To do
1/ In the essay about the DARE speech, to whom did the writer give that speech?
2/ Extend the essay about the DARE speech, starting after its last sentence.

Selected extract
When is winning losing?

 

This morning I remembered a speech I gave some years ago to Nicki’s elementary school class about DARE, the Drug Abuse Resistance Education.

 

The trouble is that I considered the program bullshit.  Looking at the pamphlets, it seemed to me that they were dishonest in the extreme, exaggerating the dangers of drugs while simultaneously suggesting that alcohol was a different more positive matter.   A perfect example of what happens when alcohol drinkers get to set the laws for the other man’s poison.   Much better, I’ve always thought, to have teetotlers write the laws for both.  That would at least be more fair and honest.

 

But…I know damned well I don’t want kids using drugs OR alcohol.  But if I used lies and exaggerations, the kids would know and stop listening. So…what do I think the problem actually is?

 

Well…there are physical downsides to the injestion of most drugs.   But they vary.  People who say “smoking pot is as bad as smoking cigarettes” are right in some senses, and very wrong in others (just the fact that only the most extreme potheads smoke the equivalent of a pack a day is just the beginning).  It is also true that you can ingest pot by vaping or eating it, so you are inviting creative thinking for those seeking a loophole.

 

What about muzzy-headedness?   I can’t think of a psychoactive that doesn’t scramble your thinking at least a bit.  I mean, that’s kinda the point.   But one could effectively argue that once it leaves your system, thought patterns return to normal, and then quote studies to back up your position.  Another argument.

Data records
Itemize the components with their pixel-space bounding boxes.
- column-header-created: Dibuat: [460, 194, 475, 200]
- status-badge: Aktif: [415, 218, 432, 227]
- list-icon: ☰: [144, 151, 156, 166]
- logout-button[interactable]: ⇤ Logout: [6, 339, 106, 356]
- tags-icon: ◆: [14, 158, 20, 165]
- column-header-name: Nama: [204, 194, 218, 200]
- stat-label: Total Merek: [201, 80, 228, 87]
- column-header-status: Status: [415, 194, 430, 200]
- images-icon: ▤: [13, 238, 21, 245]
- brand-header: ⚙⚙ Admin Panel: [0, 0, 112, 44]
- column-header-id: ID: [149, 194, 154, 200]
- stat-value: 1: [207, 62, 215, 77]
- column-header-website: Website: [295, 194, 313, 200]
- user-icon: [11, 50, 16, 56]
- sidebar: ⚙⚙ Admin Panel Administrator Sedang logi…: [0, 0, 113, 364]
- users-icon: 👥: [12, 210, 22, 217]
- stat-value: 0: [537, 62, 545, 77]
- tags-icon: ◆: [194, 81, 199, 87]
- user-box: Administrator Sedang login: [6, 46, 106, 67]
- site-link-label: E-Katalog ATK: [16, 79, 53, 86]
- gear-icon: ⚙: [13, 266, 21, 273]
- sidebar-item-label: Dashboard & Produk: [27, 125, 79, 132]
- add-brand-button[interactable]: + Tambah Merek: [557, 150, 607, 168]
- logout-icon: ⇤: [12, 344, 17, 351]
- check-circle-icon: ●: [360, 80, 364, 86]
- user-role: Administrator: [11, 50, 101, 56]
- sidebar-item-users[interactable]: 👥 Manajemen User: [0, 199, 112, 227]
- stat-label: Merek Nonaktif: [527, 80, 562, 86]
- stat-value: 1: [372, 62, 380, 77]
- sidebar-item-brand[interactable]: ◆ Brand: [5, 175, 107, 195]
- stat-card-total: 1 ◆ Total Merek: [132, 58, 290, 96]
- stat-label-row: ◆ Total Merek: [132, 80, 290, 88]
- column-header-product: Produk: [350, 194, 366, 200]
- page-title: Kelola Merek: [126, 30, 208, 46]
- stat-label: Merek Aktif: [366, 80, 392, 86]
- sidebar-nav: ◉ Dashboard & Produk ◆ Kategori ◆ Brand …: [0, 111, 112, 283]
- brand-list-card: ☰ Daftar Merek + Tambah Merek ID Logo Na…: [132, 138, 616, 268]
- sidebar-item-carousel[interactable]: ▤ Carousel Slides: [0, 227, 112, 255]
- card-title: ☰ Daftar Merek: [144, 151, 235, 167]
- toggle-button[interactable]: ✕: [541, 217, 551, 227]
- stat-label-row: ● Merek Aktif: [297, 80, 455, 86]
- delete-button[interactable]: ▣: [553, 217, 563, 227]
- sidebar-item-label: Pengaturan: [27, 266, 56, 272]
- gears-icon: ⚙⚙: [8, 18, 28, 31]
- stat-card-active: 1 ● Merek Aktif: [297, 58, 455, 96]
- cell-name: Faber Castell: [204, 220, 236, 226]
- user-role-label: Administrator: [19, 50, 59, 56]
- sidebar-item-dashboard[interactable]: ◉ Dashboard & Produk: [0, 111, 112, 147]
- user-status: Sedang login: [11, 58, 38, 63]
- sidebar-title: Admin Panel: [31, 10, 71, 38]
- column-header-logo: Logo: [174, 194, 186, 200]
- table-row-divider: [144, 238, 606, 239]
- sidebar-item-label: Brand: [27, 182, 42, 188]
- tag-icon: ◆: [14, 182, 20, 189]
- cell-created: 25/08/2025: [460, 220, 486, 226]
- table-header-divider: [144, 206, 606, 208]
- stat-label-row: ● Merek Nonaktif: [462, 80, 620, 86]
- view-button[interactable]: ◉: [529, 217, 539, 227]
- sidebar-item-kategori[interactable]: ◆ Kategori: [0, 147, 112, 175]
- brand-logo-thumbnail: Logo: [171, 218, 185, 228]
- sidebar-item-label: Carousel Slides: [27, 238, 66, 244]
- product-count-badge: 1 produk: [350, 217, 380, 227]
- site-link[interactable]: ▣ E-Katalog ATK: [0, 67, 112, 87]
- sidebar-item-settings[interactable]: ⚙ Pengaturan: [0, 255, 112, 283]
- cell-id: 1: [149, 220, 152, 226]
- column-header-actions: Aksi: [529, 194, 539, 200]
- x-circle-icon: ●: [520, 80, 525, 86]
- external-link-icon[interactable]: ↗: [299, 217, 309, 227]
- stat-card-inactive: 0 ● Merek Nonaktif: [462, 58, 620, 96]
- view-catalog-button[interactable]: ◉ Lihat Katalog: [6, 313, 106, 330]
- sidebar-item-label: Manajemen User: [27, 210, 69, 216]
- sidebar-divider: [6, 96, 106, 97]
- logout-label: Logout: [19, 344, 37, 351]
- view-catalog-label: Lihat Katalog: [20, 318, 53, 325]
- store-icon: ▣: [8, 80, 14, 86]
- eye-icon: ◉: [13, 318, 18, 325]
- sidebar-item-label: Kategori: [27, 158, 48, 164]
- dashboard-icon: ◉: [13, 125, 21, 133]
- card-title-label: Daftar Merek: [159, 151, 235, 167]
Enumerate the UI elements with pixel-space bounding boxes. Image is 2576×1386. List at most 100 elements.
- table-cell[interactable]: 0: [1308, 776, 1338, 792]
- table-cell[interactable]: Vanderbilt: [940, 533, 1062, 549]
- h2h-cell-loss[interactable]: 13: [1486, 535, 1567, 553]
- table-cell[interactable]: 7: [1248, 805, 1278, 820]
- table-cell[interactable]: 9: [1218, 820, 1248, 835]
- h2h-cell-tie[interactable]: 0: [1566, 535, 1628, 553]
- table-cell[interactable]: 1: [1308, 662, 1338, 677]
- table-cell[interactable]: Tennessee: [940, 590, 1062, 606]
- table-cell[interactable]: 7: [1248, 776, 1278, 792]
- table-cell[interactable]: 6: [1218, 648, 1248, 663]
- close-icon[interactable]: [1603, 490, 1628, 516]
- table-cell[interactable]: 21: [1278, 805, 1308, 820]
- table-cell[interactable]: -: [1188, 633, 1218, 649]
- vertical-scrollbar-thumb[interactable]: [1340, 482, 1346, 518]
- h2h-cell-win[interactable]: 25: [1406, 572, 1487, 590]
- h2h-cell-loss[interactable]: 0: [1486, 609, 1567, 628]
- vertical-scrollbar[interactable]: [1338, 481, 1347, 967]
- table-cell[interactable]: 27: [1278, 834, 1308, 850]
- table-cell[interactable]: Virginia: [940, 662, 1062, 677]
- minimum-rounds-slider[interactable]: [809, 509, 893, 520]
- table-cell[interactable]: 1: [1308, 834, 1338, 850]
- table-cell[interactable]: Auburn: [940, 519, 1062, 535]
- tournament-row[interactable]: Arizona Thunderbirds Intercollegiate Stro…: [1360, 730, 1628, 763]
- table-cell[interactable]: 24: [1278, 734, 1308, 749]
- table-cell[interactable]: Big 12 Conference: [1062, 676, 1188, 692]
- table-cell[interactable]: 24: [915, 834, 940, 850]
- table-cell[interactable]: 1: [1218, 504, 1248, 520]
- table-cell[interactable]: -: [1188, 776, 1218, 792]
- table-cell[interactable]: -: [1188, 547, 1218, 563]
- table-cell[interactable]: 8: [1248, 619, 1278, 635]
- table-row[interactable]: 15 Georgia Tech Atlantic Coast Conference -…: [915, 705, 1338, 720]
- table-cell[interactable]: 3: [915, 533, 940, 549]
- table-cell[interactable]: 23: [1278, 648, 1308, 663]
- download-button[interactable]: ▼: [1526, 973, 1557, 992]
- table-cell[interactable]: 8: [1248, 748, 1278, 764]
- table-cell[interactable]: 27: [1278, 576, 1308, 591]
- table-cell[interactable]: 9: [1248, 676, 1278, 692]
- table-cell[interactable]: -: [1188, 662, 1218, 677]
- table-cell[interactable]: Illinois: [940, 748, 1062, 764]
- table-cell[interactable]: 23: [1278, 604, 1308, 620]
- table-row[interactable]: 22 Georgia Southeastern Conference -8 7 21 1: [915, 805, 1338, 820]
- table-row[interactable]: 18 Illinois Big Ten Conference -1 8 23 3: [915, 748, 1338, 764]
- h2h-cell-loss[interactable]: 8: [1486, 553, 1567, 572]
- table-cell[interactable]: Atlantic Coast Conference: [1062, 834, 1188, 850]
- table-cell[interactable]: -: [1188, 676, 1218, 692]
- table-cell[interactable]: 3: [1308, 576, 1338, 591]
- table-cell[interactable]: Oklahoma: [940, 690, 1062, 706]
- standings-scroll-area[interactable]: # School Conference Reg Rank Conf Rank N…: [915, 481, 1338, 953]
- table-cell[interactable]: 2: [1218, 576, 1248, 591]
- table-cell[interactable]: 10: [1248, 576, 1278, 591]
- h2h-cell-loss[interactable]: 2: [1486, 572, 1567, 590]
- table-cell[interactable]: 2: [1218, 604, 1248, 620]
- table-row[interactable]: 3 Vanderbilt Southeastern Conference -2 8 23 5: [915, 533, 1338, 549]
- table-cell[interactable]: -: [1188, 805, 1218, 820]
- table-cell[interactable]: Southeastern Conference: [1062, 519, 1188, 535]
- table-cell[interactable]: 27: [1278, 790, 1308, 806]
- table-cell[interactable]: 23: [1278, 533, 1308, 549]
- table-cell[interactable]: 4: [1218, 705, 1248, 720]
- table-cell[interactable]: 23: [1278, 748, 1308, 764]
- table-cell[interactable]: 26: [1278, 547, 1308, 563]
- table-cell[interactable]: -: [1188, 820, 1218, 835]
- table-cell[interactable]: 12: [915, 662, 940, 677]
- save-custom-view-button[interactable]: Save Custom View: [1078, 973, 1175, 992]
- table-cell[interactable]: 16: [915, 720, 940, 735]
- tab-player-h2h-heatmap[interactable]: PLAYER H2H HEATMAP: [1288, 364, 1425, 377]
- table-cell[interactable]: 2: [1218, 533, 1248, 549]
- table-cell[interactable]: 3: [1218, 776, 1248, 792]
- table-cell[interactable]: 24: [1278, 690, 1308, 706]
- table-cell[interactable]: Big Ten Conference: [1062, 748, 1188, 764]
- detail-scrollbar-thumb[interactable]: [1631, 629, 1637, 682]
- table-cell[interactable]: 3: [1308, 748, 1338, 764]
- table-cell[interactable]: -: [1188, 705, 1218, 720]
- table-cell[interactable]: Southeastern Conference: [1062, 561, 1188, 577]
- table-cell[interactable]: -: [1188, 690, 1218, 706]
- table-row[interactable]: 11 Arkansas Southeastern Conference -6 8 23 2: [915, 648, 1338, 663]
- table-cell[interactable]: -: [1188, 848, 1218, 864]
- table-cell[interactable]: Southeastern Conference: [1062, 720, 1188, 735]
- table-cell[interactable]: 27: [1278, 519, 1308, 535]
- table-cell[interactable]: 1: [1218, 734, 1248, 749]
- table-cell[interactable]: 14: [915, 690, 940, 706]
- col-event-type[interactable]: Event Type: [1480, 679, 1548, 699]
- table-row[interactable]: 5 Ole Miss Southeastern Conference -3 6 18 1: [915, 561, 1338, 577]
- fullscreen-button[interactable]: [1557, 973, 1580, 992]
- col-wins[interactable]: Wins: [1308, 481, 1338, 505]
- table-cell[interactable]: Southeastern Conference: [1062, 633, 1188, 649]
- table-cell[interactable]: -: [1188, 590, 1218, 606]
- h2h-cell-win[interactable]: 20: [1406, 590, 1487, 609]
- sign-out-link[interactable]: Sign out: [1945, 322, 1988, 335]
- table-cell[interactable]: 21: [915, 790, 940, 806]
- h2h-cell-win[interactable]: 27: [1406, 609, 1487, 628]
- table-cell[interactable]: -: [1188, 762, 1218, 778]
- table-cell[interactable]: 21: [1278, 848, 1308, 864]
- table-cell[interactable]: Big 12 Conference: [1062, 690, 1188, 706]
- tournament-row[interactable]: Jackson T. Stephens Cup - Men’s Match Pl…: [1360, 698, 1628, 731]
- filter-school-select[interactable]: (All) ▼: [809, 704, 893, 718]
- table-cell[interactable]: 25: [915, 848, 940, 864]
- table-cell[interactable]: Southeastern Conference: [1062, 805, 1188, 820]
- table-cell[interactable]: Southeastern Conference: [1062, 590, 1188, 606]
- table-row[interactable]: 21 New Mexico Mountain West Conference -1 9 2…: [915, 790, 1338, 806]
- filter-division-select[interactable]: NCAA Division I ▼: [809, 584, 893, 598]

Solved problems
1/ The writer gave it to Nicki's elementary school class.

2/
 

So I chose the following: pain is good.  So is pleasure.  They are teaching mechanisms, signals to take action or notice the results you got from a past action.   Diseases that numb you to pain are actually dangerous, making it more likely to hurt yourself by changing your sensorial relation with your environment.   You literally cannot create an accurate map of reality.

 

Pot certainly is pleasureable, as is alcohol, and any number of other substances.   I take the position that children are learning the most basic maps of reality, the pains and pleasures, disciplines and connections that allow them to begin the process of navigating to adulthood, asking the question: how can I accomplish my dreams? How do I maximize my pleasure and minimize my pain long term?

 

ANY psychoactive worth a damn short-circuits the pain-pleasure process, and allows us to feel good even if the circumstances suck. That’s why we like ‘em.  But note the danger, if you use it in the wrong part of the learning cycle, or if you allow the substance to substitute for action to get the hell OUT of there…

 

That approach I could both defend and feel honest about.  But…how else are we doing this?  Does this same principle obtain in other arenas?

 

I think it does.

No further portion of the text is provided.